▶ What is being asked:
Return every record exactly as written.

Stored entries
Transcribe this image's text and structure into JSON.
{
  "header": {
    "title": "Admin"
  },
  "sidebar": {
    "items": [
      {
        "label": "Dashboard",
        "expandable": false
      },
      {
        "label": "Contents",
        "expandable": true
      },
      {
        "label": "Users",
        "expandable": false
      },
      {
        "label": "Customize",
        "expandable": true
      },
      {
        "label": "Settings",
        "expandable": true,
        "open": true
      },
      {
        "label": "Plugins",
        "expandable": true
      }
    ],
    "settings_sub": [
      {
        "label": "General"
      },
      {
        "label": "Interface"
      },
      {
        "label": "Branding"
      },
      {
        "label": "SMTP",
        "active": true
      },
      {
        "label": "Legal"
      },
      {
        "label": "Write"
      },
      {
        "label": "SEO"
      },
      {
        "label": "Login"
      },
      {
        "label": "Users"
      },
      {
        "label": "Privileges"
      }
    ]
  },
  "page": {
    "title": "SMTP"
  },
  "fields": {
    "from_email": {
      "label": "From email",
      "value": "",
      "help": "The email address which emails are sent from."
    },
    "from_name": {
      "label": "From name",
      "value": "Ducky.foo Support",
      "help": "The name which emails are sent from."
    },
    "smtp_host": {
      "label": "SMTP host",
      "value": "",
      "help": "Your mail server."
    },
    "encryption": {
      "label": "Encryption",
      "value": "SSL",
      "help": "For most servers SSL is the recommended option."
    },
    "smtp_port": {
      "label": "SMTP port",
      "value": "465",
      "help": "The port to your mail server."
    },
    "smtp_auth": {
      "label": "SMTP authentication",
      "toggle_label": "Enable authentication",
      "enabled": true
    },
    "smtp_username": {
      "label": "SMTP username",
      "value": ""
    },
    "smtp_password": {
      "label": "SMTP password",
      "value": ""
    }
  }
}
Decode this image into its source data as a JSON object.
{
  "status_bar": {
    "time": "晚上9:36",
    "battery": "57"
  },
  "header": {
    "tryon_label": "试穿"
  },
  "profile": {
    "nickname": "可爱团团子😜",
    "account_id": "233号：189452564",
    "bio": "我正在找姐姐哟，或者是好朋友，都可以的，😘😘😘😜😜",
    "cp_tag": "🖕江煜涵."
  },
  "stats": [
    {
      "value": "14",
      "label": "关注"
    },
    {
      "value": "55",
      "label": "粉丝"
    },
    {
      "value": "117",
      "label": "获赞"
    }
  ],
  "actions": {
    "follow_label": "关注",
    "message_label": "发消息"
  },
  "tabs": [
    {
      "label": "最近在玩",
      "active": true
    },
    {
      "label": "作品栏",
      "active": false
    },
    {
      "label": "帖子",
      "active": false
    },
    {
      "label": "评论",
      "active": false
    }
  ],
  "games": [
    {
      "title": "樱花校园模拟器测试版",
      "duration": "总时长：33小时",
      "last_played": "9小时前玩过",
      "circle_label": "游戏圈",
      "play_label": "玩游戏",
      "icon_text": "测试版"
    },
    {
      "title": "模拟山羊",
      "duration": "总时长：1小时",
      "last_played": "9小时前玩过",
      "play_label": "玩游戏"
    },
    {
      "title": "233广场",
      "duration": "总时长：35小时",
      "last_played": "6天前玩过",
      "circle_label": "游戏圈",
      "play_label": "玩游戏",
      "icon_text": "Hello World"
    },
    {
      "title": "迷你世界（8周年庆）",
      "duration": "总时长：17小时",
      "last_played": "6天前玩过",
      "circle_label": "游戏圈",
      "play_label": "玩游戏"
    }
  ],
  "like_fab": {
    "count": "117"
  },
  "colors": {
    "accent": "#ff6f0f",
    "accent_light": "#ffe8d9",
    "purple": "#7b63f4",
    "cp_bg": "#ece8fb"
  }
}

▶ Output:
Transcribe this image's text and structure into JSON.
{
  "header": {
    "title": "Admin"
  },
  "sidebar": {
    "items": [
      {
        "label": "Dashboard",
        "expandable": false
      },
      {
        "label": "Contents",
        "expandable": true
      },
      {
        "label": "Users",
        "expandable": false
      },
      {
        "label": "Customize",
        "expandable": true
      },
      {
        "label": "Settings",
        "expandable": true,
        "open": true
      },
      {
        "label": "Plugins",
        "expandable": true
      }
    ],
    "settings_sub": [
      {
        "label": "General"
      },
      {
        "label": "Interface"
      },
      {
        "label": "Branding"
      },
      {
        "label": "SMTP",
        "active": true
      },
      {
        "label": "Legal"
      },
      {
        "label": "Write"
      },
      {
        "label": "SEO"
      },
      {
        "label": "Login"
      },
      {
        "label": "Users"
      },
      {
        "label": "Privileges"
      }
    ]
  },
  "page": {
    "title": "SMTP"
  },
  "fields": {
    "from_email": {
      "label": "From email",
      "value": "",
      "help": "The email address which emails are sent from."
    },
    "from_name": {
      "label": "From name",
      "value": "Ducky.foo Support",
      "help": "The name which emails are sent from."
    },
    "smtp_host": {
      "label": "SMTP host",
      "value": "",
      "help": "Your mail server."
    },
    "encryption": {
      "label": "Encryption",
      "value": "SSL",
      "help": "For most servers SSL is the recommended option."
    },
    "smtp_port": {
      "label": "SMTP port",
      "value": "465",
      "help": "The port to your mail server."
    },
    "smtp_auth": {
      "label": "SMTP authentication",
      "toggle_label": "Enable authentication",
      "enabled": true
    },
    "smtp_username": {
      "label": "SMTP username",
      "value": ""
    },
    "smtp_password": {
      "label": "SMTP password",
      "value": ""
    }
  }
}
Decode this image into its source data as a JSON object.
{
  "status_bar": {
    "time": "晚上9:36",
    "battery": "57"
  },
  "header": {
    "tryon_label": "试穿"
  },
  "profile": {
    "nickname": "可爱团团子😜",
    "account_id": "233号：189452564",
    "bio": "我正在找姐姐哟，或者是好朋友，都可以的，😘😘😘😜😜",
    "cp_tag": "🖕江煜涵."
  },
  "stats": [
    {
      "value": "14",
      "label": "关注"
    },
    {
      "value": "55",
      "label": "粉丝"
    },
    {
      "value": "117",
      "label": "获赞"
    }
  ],
  "actions": {
    "follow_label": "关注",
    "message_label": "发消息"
  },
  "tabs": [
    {
      "label": "最近在玩",
      "active": true
    },
    {
      "label": "作品栏",
      "active": false
    },
    {
      "label": "帖子",
      "active": false
    },
    {
      "label": "评论",
      "active": false
    }
  ],
  "games": [
    {
      "title": "樱花校园模拟器测试版",
      "duration": "总时长：33小时",
      "last_played": "9小时前玩过",
      "circle_label": "游戏圈",
      "play_label": "玩游戏",
      "icon_text": "测试版"
    },
    {
      "title": "模拟山羊",
      "duration": "总时长：1小时",
      "last_played": "9小时前玩过",
      "play_label": "玩游戏"
    },
    {
      "title": "233广场",
      "duration": "总时长：35小时",
      "last_played": "6天前玩过",
      "circle_label": "游戏圈",
      "play_label": "玩游戏",
      "icon_text": "Hello World"
    },
    {
      "title": "迷你世界（8周年庆）",
      "duration": "总时长：17小时",
      "last_played": "6天前玩过",
      "circle_label": "游戏圈",
      "play_label": "玩游戏"
    }
  ],
  "like_fab": {
    "count": "117"
  },
  "colors": {
    "accent": "#ff6f0f",
    "accent_light": "#ffe8d9",
    "purple": "#7b63f4",
    "cp_bg": "#ece8fb"
  }
}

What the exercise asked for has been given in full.